> EXERCISE TASK
Scan the data below and report how many lines include the word "ylabel". Nothing else is wanted.
....................
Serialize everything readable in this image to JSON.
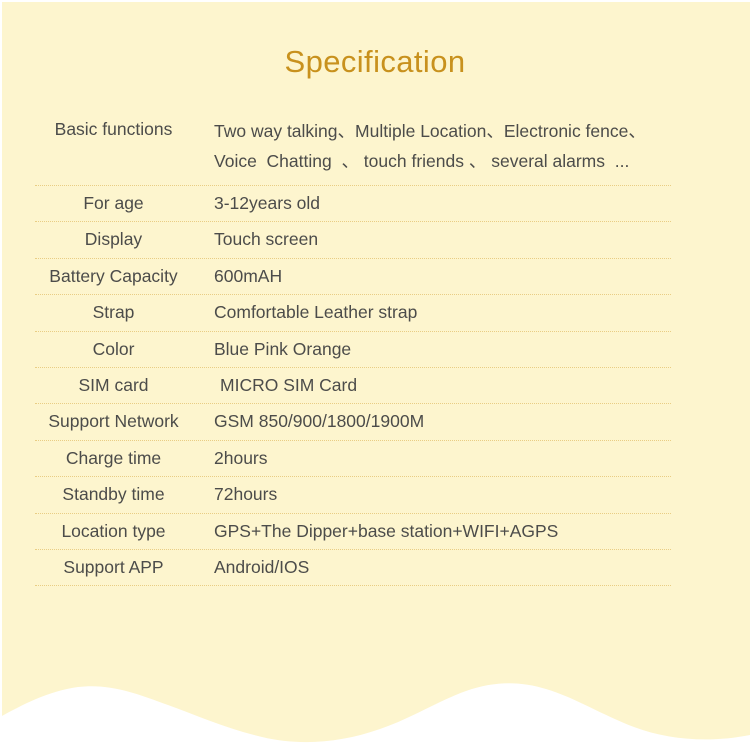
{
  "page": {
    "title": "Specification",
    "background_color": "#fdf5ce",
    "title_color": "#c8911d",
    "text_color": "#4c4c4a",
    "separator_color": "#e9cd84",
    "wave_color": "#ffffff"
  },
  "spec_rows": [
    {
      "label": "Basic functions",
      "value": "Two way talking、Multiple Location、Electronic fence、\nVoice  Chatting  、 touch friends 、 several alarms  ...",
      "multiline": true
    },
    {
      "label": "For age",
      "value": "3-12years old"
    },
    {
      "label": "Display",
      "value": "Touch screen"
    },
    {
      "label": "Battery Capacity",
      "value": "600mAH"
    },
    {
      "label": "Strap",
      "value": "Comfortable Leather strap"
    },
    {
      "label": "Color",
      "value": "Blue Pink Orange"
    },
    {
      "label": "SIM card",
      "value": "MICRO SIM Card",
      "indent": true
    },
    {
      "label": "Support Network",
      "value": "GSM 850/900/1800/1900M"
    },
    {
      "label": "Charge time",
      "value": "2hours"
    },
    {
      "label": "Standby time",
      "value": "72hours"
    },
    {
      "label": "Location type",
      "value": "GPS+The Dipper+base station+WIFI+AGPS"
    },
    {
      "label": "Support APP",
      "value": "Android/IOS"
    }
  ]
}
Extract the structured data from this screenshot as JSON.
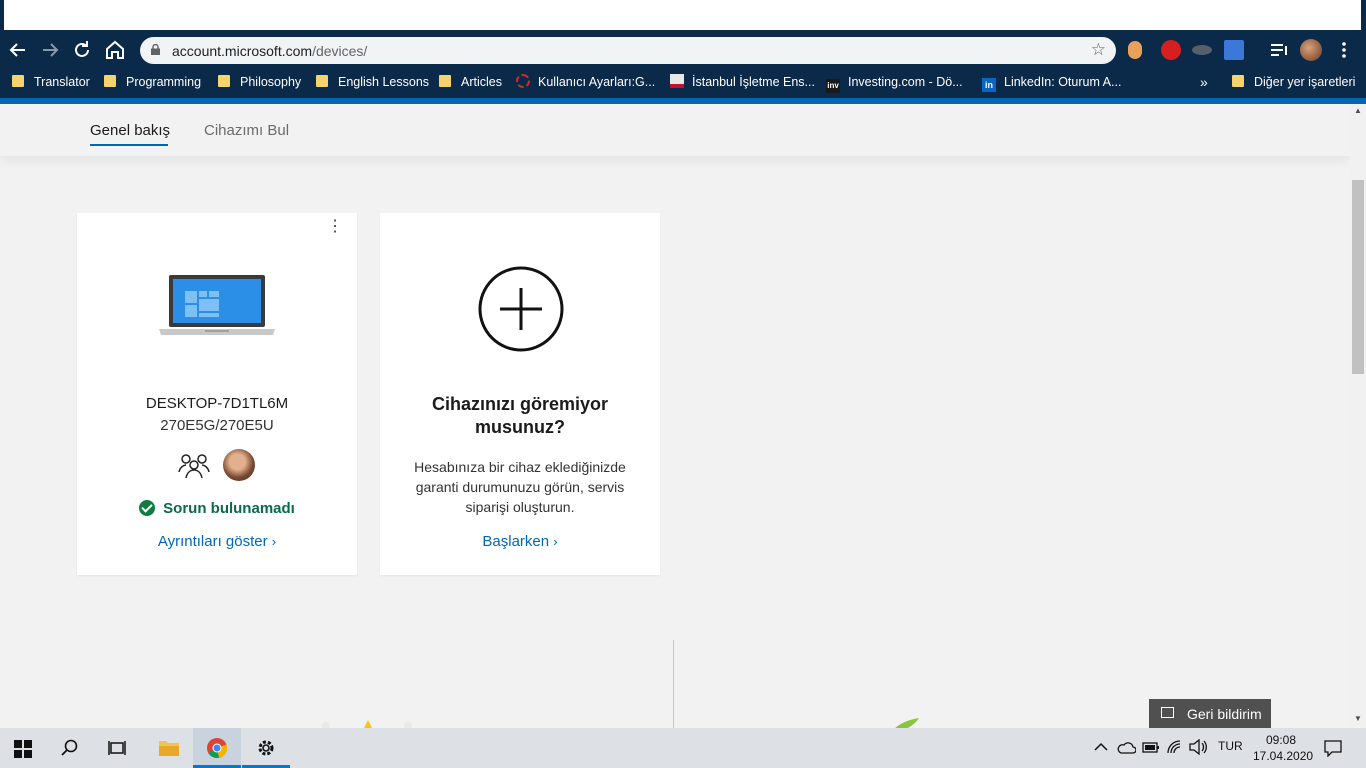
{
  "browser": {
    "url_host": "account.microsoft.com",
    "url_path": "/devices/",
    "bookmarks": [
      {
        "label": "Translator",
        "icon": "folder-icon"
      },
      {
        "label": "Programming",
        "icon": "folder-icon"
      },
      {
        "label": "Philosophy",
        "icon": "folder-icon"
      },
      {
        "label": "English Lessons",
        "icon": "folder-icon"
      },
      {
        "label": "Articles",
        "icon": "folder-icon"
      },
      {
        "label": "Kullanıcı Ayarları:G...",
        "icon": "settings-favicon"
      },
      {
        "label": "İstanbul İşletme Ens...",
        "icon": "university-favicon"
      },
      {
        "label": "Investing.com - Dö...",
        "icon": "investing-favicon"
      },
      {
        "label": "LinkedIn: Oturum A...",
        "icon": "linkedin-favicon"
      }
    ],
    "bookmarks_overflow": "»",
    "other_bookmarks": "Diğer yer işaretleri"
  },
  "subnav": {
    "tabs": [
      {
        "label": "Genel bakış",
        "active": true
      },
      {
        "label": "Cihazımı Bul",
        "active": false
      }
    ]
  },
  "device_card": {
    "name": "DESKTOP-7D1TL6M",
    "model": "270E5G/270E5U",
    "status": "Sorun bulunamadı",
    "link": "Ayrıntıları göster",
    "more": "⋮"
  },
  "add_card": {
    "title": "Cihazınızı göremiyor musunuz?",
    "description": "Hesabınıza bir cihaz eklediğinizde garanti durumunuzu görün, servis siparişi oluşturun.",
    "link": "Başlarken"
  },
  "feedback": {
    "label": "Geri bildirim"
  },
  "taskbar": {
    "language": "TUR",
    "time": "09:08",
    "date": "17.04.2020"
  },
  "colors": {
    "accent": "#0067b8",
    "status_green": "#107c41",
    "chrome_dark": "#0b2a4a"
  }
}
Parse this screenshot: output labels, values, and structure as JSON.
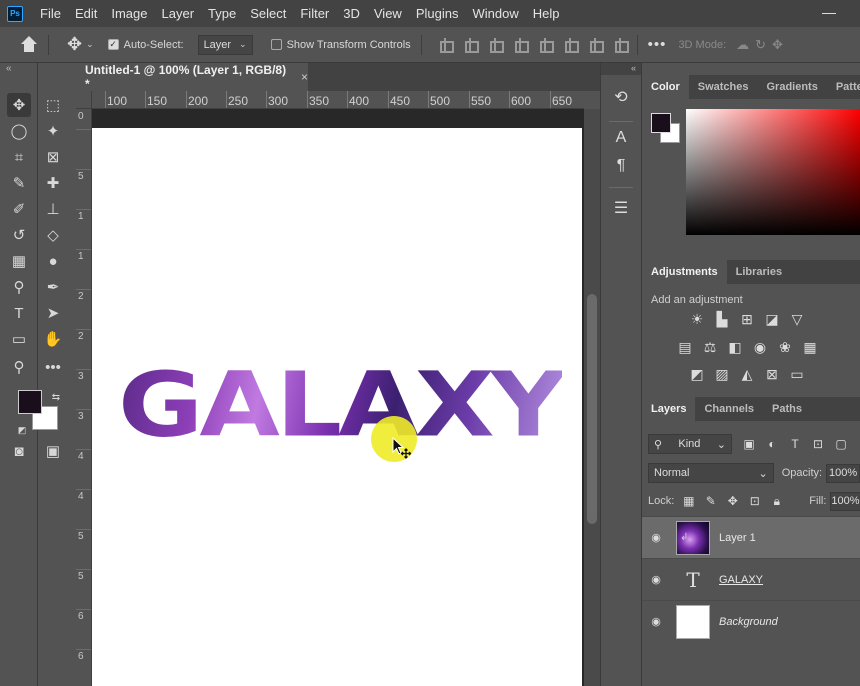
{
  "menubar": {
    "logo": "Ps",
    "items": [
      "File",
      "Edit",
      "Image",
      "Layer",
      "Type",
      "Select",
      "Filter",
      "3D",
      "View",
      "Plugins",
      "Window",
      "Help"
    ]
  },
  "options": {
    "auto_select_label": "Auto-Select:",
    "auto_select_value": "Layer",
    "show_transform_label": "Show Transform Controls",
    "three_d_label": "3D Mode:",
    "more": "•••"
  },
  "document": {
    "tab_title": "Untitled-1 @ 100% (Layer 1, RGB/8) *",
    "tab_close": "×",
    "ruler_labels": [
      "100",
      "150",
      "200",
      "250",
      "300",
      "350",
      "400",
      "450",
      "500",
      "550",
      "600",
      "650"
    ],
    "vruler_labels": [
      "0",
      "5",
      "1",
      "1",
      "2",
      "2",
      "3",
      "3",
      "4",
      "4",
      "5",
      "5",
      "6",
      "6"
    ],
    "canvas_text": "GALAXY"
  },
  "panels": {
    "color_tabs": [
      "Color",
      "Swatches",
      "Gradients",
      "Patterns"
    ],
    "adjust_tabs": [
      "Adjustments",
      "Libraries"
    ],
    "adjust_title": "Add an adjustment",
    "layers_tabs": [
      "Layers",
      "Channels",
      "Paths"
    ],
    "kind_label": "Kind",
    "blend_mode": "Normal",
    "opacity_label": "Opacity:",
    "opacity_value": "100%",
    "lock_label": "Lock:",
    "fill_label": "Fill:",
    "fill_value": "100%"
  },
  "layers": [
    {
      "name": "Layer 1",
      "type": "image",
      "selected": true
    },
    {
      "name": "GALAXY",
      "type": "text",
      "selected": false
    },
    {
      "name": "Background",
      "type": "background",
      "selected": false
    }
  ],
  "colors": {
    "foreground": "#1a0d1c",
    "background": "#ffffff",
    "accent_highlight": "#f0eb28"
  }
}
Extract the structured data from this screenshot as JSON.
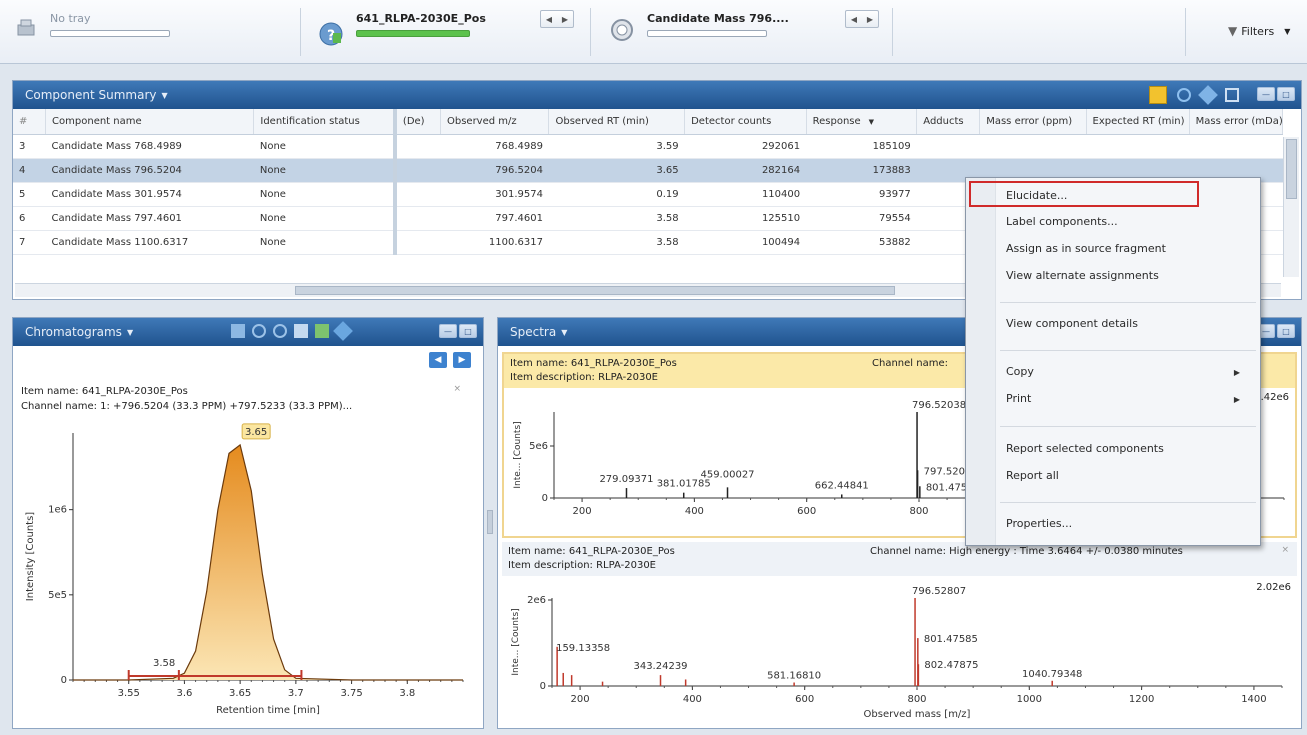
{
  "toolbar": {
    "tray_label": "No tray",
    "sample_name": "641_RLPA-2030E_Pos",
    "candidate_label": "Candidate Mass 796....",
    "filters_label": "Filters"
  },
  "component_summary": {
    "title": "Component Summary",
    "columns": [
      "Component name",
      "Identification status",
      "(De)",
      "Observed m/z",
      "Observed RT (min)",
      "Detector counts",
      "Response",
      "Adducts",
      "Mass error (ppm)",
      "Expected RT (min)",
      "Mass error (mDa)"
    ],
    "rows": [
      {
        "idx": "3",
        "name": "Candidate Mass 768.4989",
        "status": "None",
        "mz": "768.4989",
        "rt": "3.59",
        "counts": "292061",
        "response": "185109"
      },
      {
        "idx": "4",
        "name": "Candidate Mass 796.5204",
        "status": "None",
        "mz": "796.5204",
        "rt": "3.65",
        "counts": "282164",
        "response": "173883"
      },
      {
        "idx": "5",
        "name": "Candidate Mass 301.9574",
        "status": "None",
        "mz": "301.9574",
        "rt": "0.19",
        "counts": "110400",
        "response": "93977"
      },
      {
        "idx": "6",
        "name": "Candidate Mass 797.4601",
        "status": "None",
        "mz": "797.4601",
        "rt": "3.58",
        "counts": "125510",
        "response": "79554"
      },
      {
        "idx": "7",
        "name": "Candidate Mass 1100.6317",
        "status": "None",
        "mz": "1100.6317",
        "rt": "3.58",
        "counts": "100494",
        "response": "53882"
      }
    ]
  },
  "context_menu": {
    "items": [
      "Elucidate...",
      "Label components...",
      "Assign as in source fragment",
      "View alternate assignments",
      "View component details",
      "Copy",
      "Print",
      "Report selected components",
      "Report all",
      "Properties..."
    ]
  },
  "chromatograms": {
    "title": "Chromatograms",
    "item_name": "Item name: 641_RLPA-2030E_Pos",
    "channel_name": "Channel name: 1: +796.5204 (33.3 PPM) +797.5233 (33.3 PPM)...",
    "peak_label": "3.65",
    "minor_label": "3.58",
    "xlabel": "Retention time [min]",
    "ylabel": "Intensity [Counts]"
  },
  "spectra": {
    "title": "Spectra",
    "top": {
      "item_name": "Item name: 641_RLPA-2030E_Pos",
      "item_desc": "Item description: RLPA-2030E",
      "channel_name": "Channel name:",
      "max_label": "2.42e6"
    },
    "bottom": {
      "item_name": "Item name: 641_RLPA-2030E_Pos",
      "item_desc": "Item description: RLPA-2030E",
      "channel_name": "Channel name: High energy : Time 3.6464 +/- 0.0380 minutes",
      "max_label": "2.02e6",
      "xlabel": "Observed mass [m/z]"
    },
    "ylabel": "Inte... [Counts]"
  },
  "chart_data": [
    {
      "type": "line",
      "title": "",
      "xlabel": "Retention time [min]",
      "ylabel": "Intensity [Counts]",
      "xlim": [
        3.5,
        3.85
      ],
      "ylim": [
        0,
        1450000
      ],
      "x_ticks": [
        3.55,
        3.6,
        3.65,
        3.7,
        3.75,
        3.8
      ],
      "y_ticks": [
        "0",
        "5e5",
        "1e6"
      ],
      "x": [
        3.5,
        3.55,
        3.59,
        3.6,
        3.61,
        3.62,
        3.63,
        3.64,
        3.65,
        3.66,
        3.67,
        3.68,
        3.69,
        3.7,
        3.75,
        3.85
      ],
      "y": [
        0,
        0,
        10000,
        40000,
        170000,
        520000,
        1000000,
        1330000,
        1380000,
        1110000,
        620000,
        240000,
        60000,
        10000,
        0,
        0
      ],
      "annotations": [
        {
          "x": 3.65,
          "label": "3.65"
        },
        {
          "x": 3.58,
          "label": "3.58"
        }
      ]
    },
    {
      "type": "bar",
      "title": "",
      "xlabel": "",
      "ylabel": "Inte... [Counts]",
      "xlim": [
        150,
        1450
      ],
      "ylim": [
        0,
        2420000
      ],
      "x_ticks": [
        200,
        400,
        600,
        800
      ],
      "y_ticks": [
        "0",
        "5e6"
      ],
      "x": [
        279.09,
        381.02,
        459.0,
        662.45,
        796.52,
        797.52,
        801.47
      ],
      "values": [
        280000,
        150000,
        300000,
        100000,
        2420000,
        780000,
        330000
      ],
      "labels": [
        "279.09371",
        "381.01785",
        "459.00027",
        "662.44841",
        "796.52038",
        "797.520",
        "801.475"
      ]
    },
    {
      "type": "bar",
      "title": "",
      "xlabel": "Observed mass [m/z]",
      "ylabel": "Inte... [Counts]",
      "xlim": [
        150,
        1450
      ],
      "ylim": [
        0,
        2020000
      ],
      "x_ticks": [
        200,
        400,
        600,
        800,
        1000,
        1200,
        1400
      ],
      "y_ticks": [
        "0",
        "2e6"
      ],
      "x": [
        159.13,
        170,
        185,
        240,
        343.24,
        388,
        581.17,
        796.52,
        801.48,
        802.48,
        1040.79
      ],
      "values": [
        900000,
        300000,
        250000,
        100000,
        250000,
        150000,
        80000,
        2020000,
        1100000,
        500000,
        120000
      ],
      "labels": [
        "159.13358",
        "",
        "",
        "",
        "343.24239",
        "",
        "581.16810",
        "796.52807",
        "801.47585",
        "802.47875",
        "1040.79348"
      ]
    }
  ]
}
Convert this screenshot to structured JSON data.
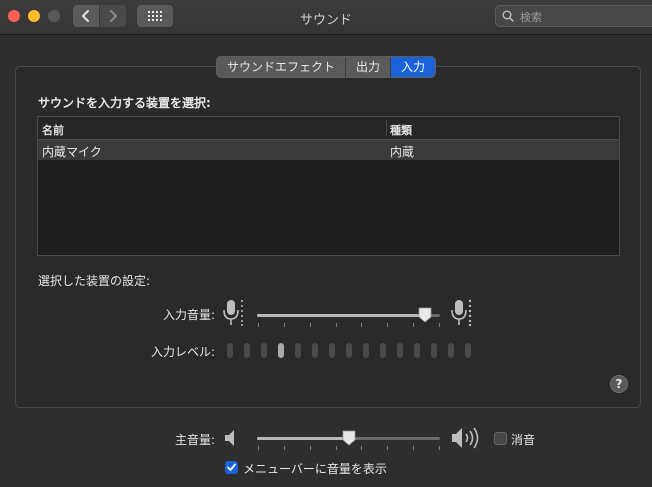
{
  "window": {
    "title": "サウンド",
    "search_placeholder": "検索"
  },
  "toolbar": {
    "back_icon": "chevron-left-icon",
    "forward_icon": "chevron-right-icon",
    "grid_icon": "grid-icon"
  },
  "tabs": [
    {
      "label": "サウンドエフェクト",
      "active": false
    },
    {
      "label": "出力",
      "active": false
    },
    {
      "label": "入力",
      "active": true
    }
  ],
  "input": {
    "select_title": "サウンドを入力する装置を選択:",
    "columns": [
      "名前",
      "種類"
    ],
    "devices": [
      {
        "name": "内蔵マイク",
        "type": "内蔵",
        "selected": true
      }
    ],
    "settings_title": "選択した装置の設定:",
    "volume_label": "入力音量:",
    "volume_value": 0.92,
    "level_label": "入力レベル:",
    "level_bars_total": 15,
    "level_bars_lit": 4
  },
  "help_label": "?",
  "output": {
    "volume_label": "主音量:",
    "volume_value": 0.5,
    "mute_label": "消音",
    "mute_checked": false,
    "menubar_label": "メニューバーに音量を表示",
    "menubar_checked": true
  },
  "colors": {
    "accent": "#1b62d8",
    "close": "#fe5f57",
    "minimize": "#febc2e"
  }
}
....................
> THE SOLUTION
5